= OBJECTIVE =
Write out the listing beneath this instruction in its entirety, exactly as it reads.
begin
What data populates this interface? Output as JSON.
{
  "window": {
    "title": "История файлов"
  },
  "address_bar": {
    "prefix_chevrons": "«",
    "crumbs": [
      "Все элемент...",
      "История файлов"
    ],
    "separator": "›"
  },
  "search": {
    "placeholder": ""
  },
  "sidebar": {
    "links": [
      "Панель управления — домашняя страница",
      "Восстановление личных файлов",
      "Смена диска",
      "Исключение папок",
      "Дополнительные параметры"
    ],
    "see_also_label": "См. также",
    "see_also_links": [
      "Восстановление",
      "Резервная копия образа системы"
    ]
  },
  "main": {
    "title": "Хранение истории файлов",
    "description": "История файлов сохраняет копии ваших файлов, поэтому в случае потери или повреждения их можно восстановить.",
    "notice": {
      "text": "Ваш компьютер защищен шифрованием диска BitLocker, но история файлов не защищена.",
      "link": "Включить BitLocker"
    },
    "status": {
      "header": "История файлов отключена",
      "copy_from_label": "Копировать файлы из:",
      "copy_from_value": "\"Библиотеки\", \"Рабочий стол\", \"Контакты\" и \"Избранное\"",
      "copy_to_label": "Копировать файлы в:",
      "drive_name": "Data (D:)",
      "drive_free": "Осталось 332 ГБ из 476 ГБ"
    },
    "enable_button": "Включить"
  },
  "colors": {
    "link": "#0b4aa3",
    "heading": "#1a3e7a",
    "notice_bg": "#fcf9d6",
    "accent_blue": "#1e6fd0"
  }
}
end
= EXERCISE RESULT =
What data populates this interface? Output as JSON.
{
  "window": {
    "title": "История файлов"
  },
  "address_bar": {
    "prefix_chevrons": "«",
    "crumbs": [
      "Все элемент...",
      "История файлов"
    ],
    "separator": "›"
  },
  "search": {
    "placeholder": ""
  },
  "sidebar": {
    "links": [
      "Панель управления — домашняя страница",
      "Восстановление личных файлов",
      "Смена диска",
      "Исключение папок",
      "Дополнительные параметры"
    ],
    "see_also_label": "См. также",
    "see_also_links": [
      "Восстановление",
      "Резервная копия образа системы"
    ]
  },
  "main": {
    "title": "Хранение истории файлов",
    "description": "История файлов сохраняет копии ваших файлов, поэтому в случае потери или повреждения их можно восстановить.",
    "notice": {
      "text": "Ваш компьютер защищен шифрованием диска BitLocker, но история файлов не защищена.",
      "link": "Включить BitLocker"
    },
    "status": {
      "header": "История файлов отключена",
      "copy_from_label": "Копировать файлы из:",
      "copy_from_value": "\"Библиотеки\", \"Рабочий стол\", \"Контакты\" и \"Избранное\"",
      "copy_to_label": "Копировать файлы в:",
      "drive_name": "Data (D:)",
      "drive_free": "Осталось 332 ГБ из 476 ГБ"
    },
    "enable_button": "Включить"
  },
  "colors": {
    "link": "#0b4aa3",
    "heading": "#1a3e7a",
    "notice_bg": "#fcf9d6",
    "accent_blue": "#1e6fd0"
  }
}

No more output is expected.